[MATERIALS PROVIDED]
■ ■ ■ ■ ■

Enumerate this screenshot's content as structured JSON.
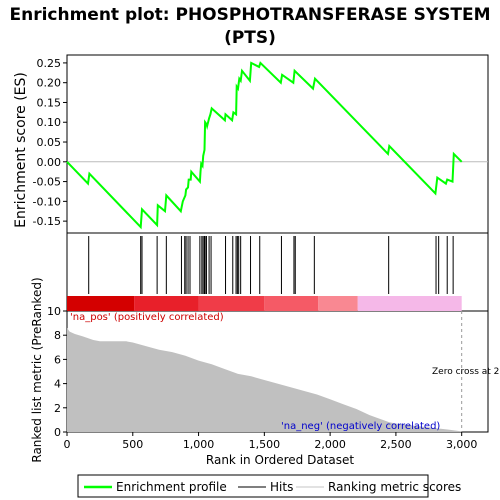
{
  "chart_data": {
    "type": "line",
    "title_line1": "Enrichment plot: PHOSPHOTRANSFERASE SYSTEM",
    "title_line2": "(PTS)",
    "es_panel": {
      "ylabel": "Enrichment score (ES)",
      "ylim": [
        -0.18,
        0.27
      ],
      "yticks": [
        "0.25",
        "0.20",
        "0.15",
        "0.10",
        "0.05",
        "0.00",
        "-0.05",
        "-0.10",
        "-0.15"
      ],
      "ytick_values": [
        0.25,
        0.2,
        0.15,
        0.1,
        0.05,
        0.0,
        -0.05,
        -0.1,
        -0.15
      ],
      "line_color": "#00ff00",
      "points": [
        [
          0,
          0.0
        ],
        [
          160,
          -0.055
        ],
        [
          170,
          -0.03
        ],
        [
          560,
          -0.165
        ],
        [
          570,
          -0.12
        ],
        [
          685,
          -0.16
        ],
        [
          690,
          -0.11
        ],
        [
          745,
          -0.125
        ],
        [
          755,
          -0.085
        ],
        [
          865,
          -0.125
        ],
        [
          880,
          -0.1
        ],
        [
          900,
          -0.085
        ],
        [
          905,
          -0.07
        ],
        [
          920,
          -0.065
        ],
        [
          925,
          -0.045
        ],
        [
          940,
          -0.045
        ],
        [
          945,
          -0.025
        ],
        [
          1010,
          -0.05
        ],
        [
          1015,
          -0.025
        ],
        [
          1020,
          -0.005
        ],
        [
          1030,
          -0.01
        ],
        [
          1035,
          0.015
        ],
        [
          1045,
          0.03
        ],
        [
          1050,
          0.1
        ],
        [
          1060,
          0.095
        ],
        [
          1065,
          0.09
        ],
        [
          1080,
          0.11
        ],
        [
          1090,
          0.12
        ],
        [
          1100,
          0.135
        ],
        [
          1200,
          0.105
        ],
        [
          1205,
          0.12
        ],
        [
          1255,
          0.105
        ],
        [
          1265,
          0.125
        ],
        [
          1285,
          0.12
        ],
        [
          1290,
          0.19
        ],
        [
          1300,
          0.185
        ],
        [
          1310,
          0.21
        ],
        [
          1320,
          0.205
        ],
        [
          1330,
          0.23
        ],
        [
          1390,
          0.205
        ],
        [
          1400,
          0.25
        ],
        [
          1460,
          0.24
        ],
        [
          1470,
          0.25
        ],
        [
          1625,
          0.2
        ],
        [
          1635,
          0.22
        ],
        [
          1720,
          0.2
        ],
        [
          1730,
          0.23
        ],
        [
          1870,
          0.185
        ],
        [
          1885,
          0.21
        ],
        [
          2440,
          0.02
        ],
        [
          2450,
          0.04
        ],
        [
          2800,
          -0.08
        ],
        [
          2815,
          -0.04
        ],
        [
          2880,
          -0.055
        ],
        [
          2890,
          -0.045
        ],
        [
          2930,
          -0.05
        ],
        [
          2940,
          0.02
        ],
        [
          3000,
          0.0
        ]
      ]
    },
    "hits": [
      165,
      560,
      570,
      685,
      755,
      870,
      895,
      905,
      920,
      935,
      1010,
      1025,
      1035,
      1045,
      1050,
      1060,
      1080,
      1095,
      1205,
      1260,
      1285,
      1295,
      1305,
      1320,
      1395,
      1465,
      1630,
      1725,
      1735,
      1880,
      2445,
      2805,
      2825,
      2890,
      2935
    ],
    "color_bar": [
      {
        "from": 0,
        "to": 510,
        "color": "#d40000"
      },
      {
        "from": 510,
        "to": 1000,
        "color": "#e8202a"
      },
      {
        "from": 1000,
        "to": 1500,
        "color": "#f03c48"
      },
      {
        "from": 1500,
        "to": 1910,
        "color": "#f55a66"
      },
      {
        "from": 1910,
        "to": 2210,
        "color": "#f98892"
      },
      {
        "from": 2210,
        "to": 3000,
        "color": "#f5b8e8"
      }
    ],
    "metric_panel": {
      "ylabel": "Ranked list metric (PreRanked)",
      "ylim": [
        0,
        10
      ],
      "yticks": [
        "10",
        "8",
        "6",
        "4",
        "2",
        "0"
      ],
      "ytick_values": [
        10,
        8,
        6,
        4,
        2,
        0
      ],
      "fill_color": "#c0c0c0",
      "curve": [
        [
          0,
          8.6
        ],
        [
          20,
          8.3
        ],
        [
          60,
          8.1
        ],
        [
          120,
          7.9
        ],
        [
          200,
          7.6
        ],
        [
          250,
          7.5
        ],
        [
          450,
          7.5
        ],
        [
          500,
          7.4
        ],
        [
          600,
          7.1
        ],
        [
          700,
          6.8
        ],
        [
          800,
          6.6
        ],
        [
          900,
          6.3
        ],
        [
          1000,
          5.9
        ],
        [
          1100,
          5.6
        ],
        [
          1200,
          5.2
        ],
        [
          1300,
          4.8
        ],
        [
          1400,
          4.6
        ],
        [
          1500,
          4.3
        ],
        [
          1600,
          4.0
        ],
        [
          1700,
          3.7
        ],
        [
          1800,
          3.4
        ],
        [
          1900,
          3.1
        ],
        [
          2000,
          2.7
        ],
        [
          2100,
          2.3
        ],
        [
          2200,
          1.9
        ],
        [
          2300,
          1.4
        ],
        [
          2400,
          1.0
        ],
        [
          2450,
          0.8
        ],
        [
          2500,
          0.7
        ],
        [
          2700,
          0.45
        ],
        [
          2900,
          0.2
        ],
        [
          3000,
          0.05
        ]
      ],
      "pos_label": "'na_pos' (positively correlated)",
      "neg_label": "'na_neg' (negatively correlated)",
      "zero_cross_label": "Zero cross at 2",
      "zero_cross_x": 3000
    },
    "xlabel": "Rank in Ordered Dataset",
    "xlim": [
      0,
      3200
    ],
    "xticks": [
      "0",
      "500",
      "1,000",
      "1,500",
      "2,000",
      "2,500",
      "3,000"
    ],
    "xtick_values": [
      0,
      500,
      1000,
      1500,
      2000,
      2500,
      3000
    ],
    "legend": [
      {
        "label": "Enrichment profile",
        "color": "#00ff00"
      },
      {
        "label": "Hits",
        "color": "#555555"
      },
      {
        "label": "Ranking metric scores",
        "color": "#d8d8d8"
      }
    ]
  }
}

■ ■ ■ ■ ■

Would you return the data exactly as written, without the pictures?

Enumerate this screenshot's content as structured JSON.
{
  "chart_data": {
    "type": "line",
    "title_line1": "Enrichment plot: PHOSPHOTRANSFERASE SYSTEM",
    "title_line2": "(PTS)",
    "es_panel": {
      "ylabel": "Enrichment score (ES)",
      "ylim": [
        -0.18,
        0.27
      ],
      "yticks": [
        "0.25",
        "0.20",
        "0.15",
        "0.10",
        "0.05",
        "0.00",
        "-0.05",
        "-0.10",
        "-0.15"
      ],
      "ytick_values": [
        0.25,
        0.2,
        0.15,
        0.1,
        0.05,
        0.0,
        -0.05,
        -0.1,
        -0.15
      ],
      "line_color": "#00ff00",
      "points": [
        [
          0,
          0.0
        ],
        [
          160,
          -0.055
        ],
        [
          170,
          -0.03
        ],
        [
          560,
          -0.165
        ],
        [
          570,
          -0.12
        ],
        [
          685,
          -0.16
        ],
        [
          690,
          -0.11
        ],
        [
          745,
          -0.125
        ],
        [
          755,
          -0.085
        ],
        [
          865,
          -0.125
        ],
        [
          880,
          -0.1
        ],
        [
          900,
          -0.085
        ],
        [
          905,
          -0.07
        ],
        [
          920,
          -0.065
        ],
        [
          925,
          -0.045
        ],
        [
          940,
          -0.045
        ],
        [
          945,
          -0.025
        ],
        [
          1010,
          -0.05
        ],
        [
          1015,
          -0.025
        ],
        [
          1020,
          -0.005
        ],
        [
          1030,
          -0.01
        ],
        [
          1035,
          0.015
        ],
        [
          1045,
          0.03
        ],
        [
          1050,
          0.1
        ],
        [
          1060,
          0.095
        ],
        [
          1065,
          0.09
        ],
        [
          1080,
          0.11
        ],
        [
          1090,
          0.12
        ],
        [
          1100,
          0.135
        ],
        [
          1200,
          0.105
        ],
        [
          1205,
          0.12
        ],
        [
          1255,
          0.105
        ],
        [
          1265,
          0.125
        ],
        [
          1285,
          0.12
        ],
        [
          1290,
          0.19
        ],
        [
          1300,
          0.185
        ],
        [
          1310,
          0.21
        ],
        [
          1320,
          0.205
        ],
        [
          1330,
          0.23
        ],
        [
          1390,
          0.205
        ],
        [
          1400,
          0.25
        ],
        [
          1460,
          0.24
        ],
        [
          1470,
          0.25
        ],
        [
          1625,
          0.2
        ],
        [
          1635,
          0.22
        ],
        [
          1720,
          0.2
        ],
        [
          1730,
          0.23
        ],
        [
          1870,
          0.185
        ],
        [
          1885,
          0.21
        ],
        [
          2440,
          0.02
        ],
        [
          2450,
          0.04
        ],
        [
          2800,
          -0.08
        ],
        [
          2815,
          -0.04
        ],
        [
          2880,
          -0.055
        ],
        [
          2890,
          -0.045
        ],
        [
          2930,
          -0.05
        ],
        [
          2940,
          0.02
        ],
        [
          3000,
          0.0
        ]
      ]
    },
    "hits": [
      165,
      560,
      570,
      685,
      755,
      870,
      895,
      905,
      920,
      935,
      1010,
      1025,
      1035,
      1045,
      1050,
      1060,
      1080,
      1095,
      1205,
      1260,
      1285,
      1295,
      1305,
      1320,
      1395,
      1465,
      1630,
      1725,
      1735,
      1880,
      2445,
      2805,
      2825,
      2890,
      2935
    ],
    "color_bar": [
      {
        "from": 0,
        "to": 510,
        "color": "#d40000"
      },
      {
        "from": 510,
        "to": 1000,
        "color": "#e8202a"
      },
      {
        "from": 1000,
        "to": 1500,
        "color": "#f03c48"
      },
      {
        "from": 1500,
        "to": 1910,
        "color": "#f55a66"
      },
      {
        "from": 1910,
        "to": 2210,
        "color": "#f98892"
      },
      {
        "from": 2210,
        "to": 3000,
        "color": "#f5b8e8"
      }
    ],
    "metric_panel": {
      "ylabel": "Ranked list metric (PreRanked)",
      "ylim": [
        0,
        10
      ],
      "yticks": [
        "10",
        "8",
        "6",
        "4",
        "2",
        "0"
      ],
      "ytick_values": [
        10,
        8,
        6,
        4,
        2,
        0
      ],
      "fill_color": "#c0c0c0",
      "curve": [
        [
          0,
          8.6
        ],
        [
          20,
          8.3
        ],
        [
          60,
          8.1
        ],
        [
          120,
          7.9
        ],
        [
          200,
          7.6
        ],
        [
          250,
          7.5
        ],
        [
          450,
          7.5
        ],
        [
          500,
          7.4
        ],
        [
          600,
          7.1
        ],
        [
          700,
          6.8
        ],
        [
          800,
          6.6
        ],
        [
          900,
          6.3
        ],
        [
          1000,
          5.9
        ],
        [
          1100,
          5.6
        ],
        [
          1200,
          5.2
        ],
        [
          1300,
          4.8
        ],
        [
          1400,
          4.6
        ],
        [
          1500,
          4.3
        ],
        [
          1600,
          4.0
        ],
        [
          1700,
          3.7
        ],
        [
          1800,
          3.4
        ],
        [
          1900,
          3.1
        ],
        [
          2000,
          2.7
        ],
        [
          2100,
          2.3
        ],
        [
          2200,
          1.9
        ],
        [
          2300,
          1.4
        ],
        [
          2400,
          1.0
        ],
        [
          2450,
          0.8
        ],
        [
          2500,
          0.7
        ],
        [
          2700,
          0.45
        ],
        [
          2900,
          0.2
        ],
        [
          3000,
          0.05
        ]
      ],
      "pos_label": "'na_pos' (positively correlated)",
      "neg_label": "'na_neg' (negatively correlated)",
      "zero_cross_label": "Zero cross at 2",
      "zero_cross_x": 3000
    },
    "xlabel": "Rank in Ordered Dataset",
    "xlim": [
      0,
      3200
    ],
    "xticks": [
      "0",
      "500",
      "1,000",
      "1,500",
      "2,000",
      "2,500",
      "3,000"
    ],
    "xtick_values": [
      0,
      500,
      1000,
      1500,
      2000,
      2500,
      3000
    ],
    "legend": [
      {
        "label": "Enrichment profile",
        "color": "#00ff00"
      },
      {
        "label": "Hits",
        "color": "#555555"
      },
      {
        "label": "Ranking metric scores",
        "color": "#d8d8d8"
      }
    ]
  }
}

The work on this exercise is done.